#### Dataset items
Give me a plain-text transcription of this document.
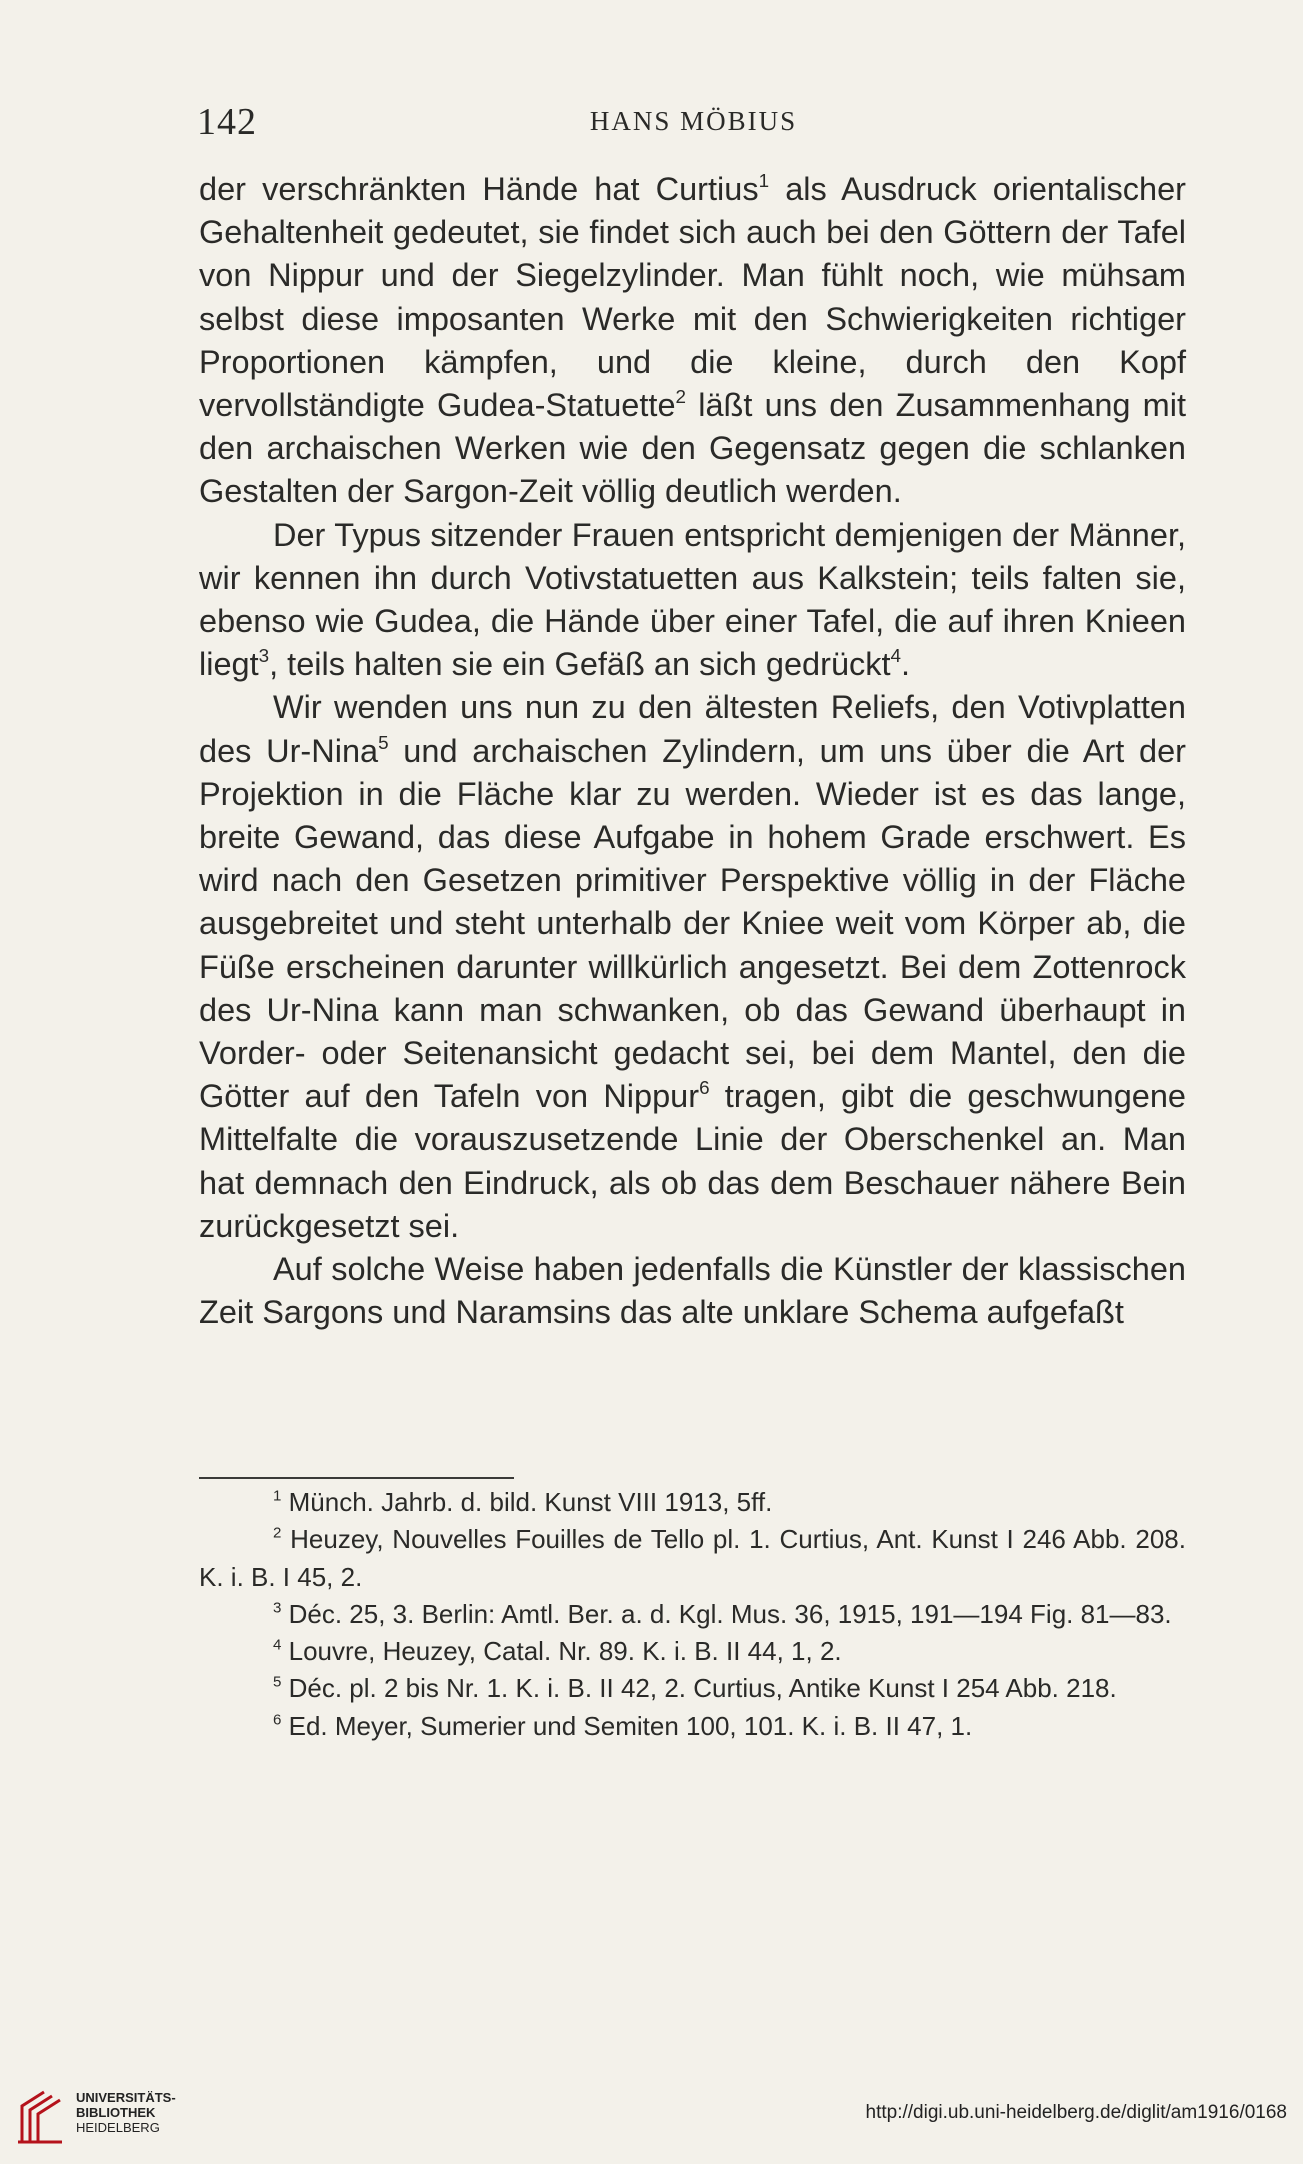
142	HANS MÖBIUS

der verschränkten Hände hat Curtius$^1$ als Ausdruck orientalischer Gehaltenheit gedeutet, sie findet sich auch bei den Göttern der Tafel von Nippur und der Siegelzylinder. Man fühlt noch, wie mühsam selbst diese imposanten Werke mit den Schwierigkeiten richtiger Proportionen kämpfen, und die kleine, durch den Kopf vervollständigte Gudea-Statuette$^2$ läßt uns den Zusammenhang mit den archaischen Werken wie den Gegensatz gegen die schlanken Gestalten der Sargon-Zeit völlig deutlich werden.

Der Typus sitzender Frauen entspricht demjenigen der Männer, wir kennen ihn durch Votivstatuetten aus Kalkstein; teils falten sie, ebenso wie Gudea, die Hände über einer Tafel, die auf ihren Knieen liegt$^3$, teils halten sie ein Gefäß an sich gedrückt$^4$.

Wir wenden uns nun zu den ältesten Reliefs, den Votivplatten des Ur-Nina$^5$ und archaischen Zylindern, um uns über die Art der Projektion in die Fläche klar zu werden. Wieder ist es das lange, breite Gewand, das diese Aufgabe in hohem Grade erschwert. Es wird nach den Gesetzen primitiver Perspektive völlig in der Fläche ausgebreitet und steht unterhalb der Kniee weit vom Körper ab, die Füße erscheinen darunter willkürlich angesetzt. Bei dem Zottenrock des Ur-Nina kann man schwanken, ob das Gewand überhaupt in Vorder- oder Seitenansicht gedacht sei, bei dem Mantel, den die Götter auf den Tafeln von Nippur$^6$ tragen, gibt die geschwungene Mittelfalte die vorauszusetzende Linie der Oberschenkel an. Man hat demnach den Eindruck, als ob das dem Beschauer nähere Bein zurückgesetzt sei.

Auf solche Weise haben jedenfalls die Künstler der klassischen Zeit Sargons und Naramsins das alte unklare Schema aufgefaßt

$^1$ Münch. Jahrb. d. bild. Kunst VIII 1913, 5ff.

$^2$ Heuzey, Nouvelles Fouilles de Tello pl. 1. Curtius, Ant. Kunst I 246 Abb. 208. K. i. B. I 45, 2.

$^3$ Déc. 25, 3. Berlin: Amtl. Ber. a. d. Kgl. Mus. 36, 1915, 191—194 Fig. 81—83.

$^4$ Louvre, Heuzey, Catal. Nr. 89. K. i. B. II 44, 1, 2.

$^5$ Déc. pl. 2 bis Nr. 1. K. i. B. II 42, 2. Curtius, Antike Kunst I 254 Abb. 218.

$^6$ Ed. Meyer, Sumerier und Semiten 100, 101. K. i. B. II 47, 1.

UNIVERSITÄTS-
BIBLIOTHEK
HEIDELBERG
http://digi.ub.uni-heidelberg.de/diglit/am1916/0168
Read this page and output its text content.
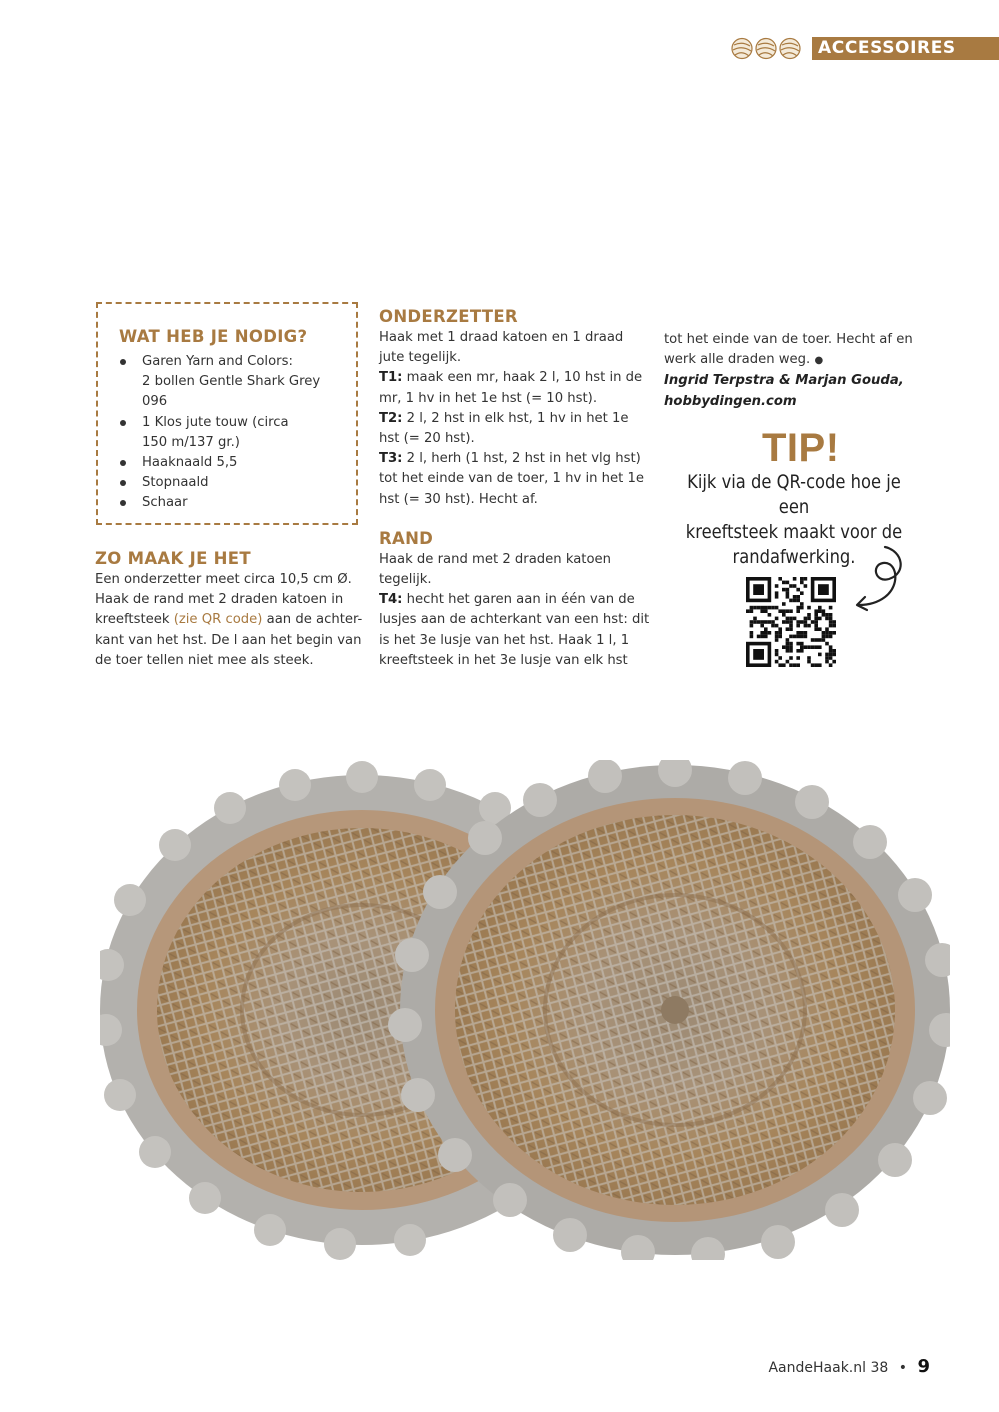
ACCESSOIRES
WAT HEB JE NODIG?
Garen Yarn and Colors:
2 bollen Gentle Shark Grey
096
1 Klos jute touw (circa
150 m/137 gr.)
Haaknaald 5,5
Stopnaald
Schaar
ZO MAAK JE HET

Een onderzetter meet circa 10,5 cm Ø.
Haak de rand met 2 draden katoen in
kreeftsteek (zie QR code) aan de achter-
kant van het hst. De l aan het begin van
de toer tellen niet mee als steek.

ONDERZETTER

Haak met 1 draad katoen en 1 draad jute tegelijk.

T1: maak een mr, haak 2 l, 10 hst in de mr, 1 hv in het 1e hst (= 10 hst).

T2: 2 l, 2 hst in elk hst, 1 hv in het 1e hst (= 20 hst).

T3: 2 l, herh (1 hst, 2 hst in het vlg hst) tot het einde van de toer, 1 hv in het 1e hst (= 30 hst). Hecht af.

RAND

Haak de rand met 2 draden katoen tegelijk.

T4: hecht het garen aan in één van de lusjes aan de achterkant van een hst: dit is het 3e lusje van het hst. Haak 1 l, 1 kreeftsteek in het 3e lusje van elk hst

tot het einde van de toer. Hecht af en werk alle draden weg. ●

Ingrid Terpstra & Marjan Gouda,

hobbydingen.com

TIP!
Kijk via de QR-code hoe je een
kreeftsteek maakt voor de
randafwerking.
AandeHaak.nl 38 • 9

#### Work to do
Quote every record above exactly, omitting any pictures they contain.

#### Result of this exercise
Give me a plain-text transcription of this document.
142	HANS MÖBIUS

der verschränkten Hände hat Curtius$^1$ als Ausdruck orientalischer Gehaltenheit gedeutet, sie findet sich auch bei den Göttern der Tafel von Nippur und der Siegelzylinder. Man fühlt noch, wie mühsam selbst diese imposanten Werke mit den Schwierigkeiten richtiger Proportionen kämpfen, und die kleine, durch den Kopf vervollständigte Gudea-Statuette$^2$ läßt uns den Zusammenhang mit den archaischen Werken wie den Gegensatz gegen die schlanken Gestalten der Sargon-Zeit völlig deutlich werden.

Der Typus sitzender Frauen entspricht demjenigen der Männer, wir kennen ihn durch Votivstatuetten aus Kalkstein; teils falten sie, ebenso wie Gudea, die Hände über einer Tafel, die auf ihren Knieen liegt$^3$, teils halten sie ein Gefäß an sich gedrückt$^4$.

Wir wenden uns nun zu den ältesten Reliefs, den Votivplatten des Ur-Nina$^5$ und archaischen Zylindern, um uns über die Art der Projektion in die Fläche klar zu werden. Wieder ist es das lange, breite Gewand, das diese Aufgabe in hohem Grade erschwert. Es wird nach den Gesetzen primitiver Perspektive völlig in der Fläche ausgebreitet und steht unterhalb der Kniee weit vom Körper ab, die Füße erscheinen darunter willkürlich angesetzt. Bei dem Zottenrock des Ur-Nina kann man schwanken, ob das Gewand überhaupt in Vorder- oder Seitenansicht gedacht sei, bei dem Mantel, den die Götter auf den Tafeln von Nippur$^6$ tragen, gibt die geschwungene Mittelfalte die vorauszusetzende Linie der Oberschenkel an. Man hat demnach den Eindruck, als ob das dem Beschauer nähere Bein zurückgesetzt sei.

Auf solche Weise haben jedenfalls die Künstler der klassischen Zeit Sargons und Naramsins das alte unklare Schema aufgefaßt

$^1$ Münch. Jahrb. d. bild. Kunst VIII 1913, 5ff.

$^2$ Heuzey, Nouvelles Fouilles de Tello pl. 1. Curtius, Ant. Kunst I 246 Abb. 208. K. i. B. I 45, 2.

$^3$ Déc. 25, 3. Berlin: Amtl. Ber. a. d. Kgl. Mus. 36, 1915, 191—194 Fig. 81—83.

$^4$ Louvre, Heuzey, Catal. Nr. 89. K. i. B. II 44, 1, 2.

$^5$ Déc. pl. 2 bis Nr. 1. K. i. B. II 42, 2. Curtius, Antike Kunst I 254 Abb. 218.

$^6$ Ed. Meyer, Sumerier und Semiten 100, 101. K. i. B. II 47, 1.

UNIVERSITÄTS-
BIBLIOTHEK
HEIDELBERG
http://digi.ub.uni-heidelberg.de/diglit/am1916/0168
Read this page and output its text content.
ACCESSOIRES
WAT HEB JE NODIG?
Garen Yarn and Colors:
2 bollen Gentle Shark Grey
096
1 Klos jute touw (circa
150 m/137 gr.)
Haaknaald 5,5
Stopnaald
Schaar
ZO MAAK JE HET

Een onderzetter meet circa 10,5 cm Ø.
Haak de rand met 2 draden katoen in
kreeftsteek (zie QR code) aan de achter-
kant van het hst. De l aan het begin van
de toer tellen niet mee als steek.

ONDERZETTER

Haak met 1 draad katoen en 1 draad jute tegelijk.

T1: maak een mr, haak 2 l, 10 hst in de mr, 1 hv in het 1e hst (= 10 hst).

T2: 2 l, 2 hst in elk hst, 1 hv in het 1e hst (= 20 hst).

T3: 2 l, herh (1 hst, 2 hst in het vlg hst) tot het einde van de toer, 1 hv in het 1e hst (= 30 hst). Hecht af.

RAND

Haak de rand met 2 draden katoen tegelijk.

T4: hecht het garen aan in één van de lusjes aan de achterkant van een hst: dit is het 3e lusje van het hst. Haak 1 l, 1 kreeftsteek in het 3e lusje van elk hst

tot het einde van de toer. Hecht af en werk alle draden weg. ●

Ingrid Terpstra & Marjan Gouda,

hobbydingen.com

TIP!
Kijk via de QR-code hoe je een
kreeftsteek maakt voor de
randafwerking.
AandeHaak.nl 38 • 9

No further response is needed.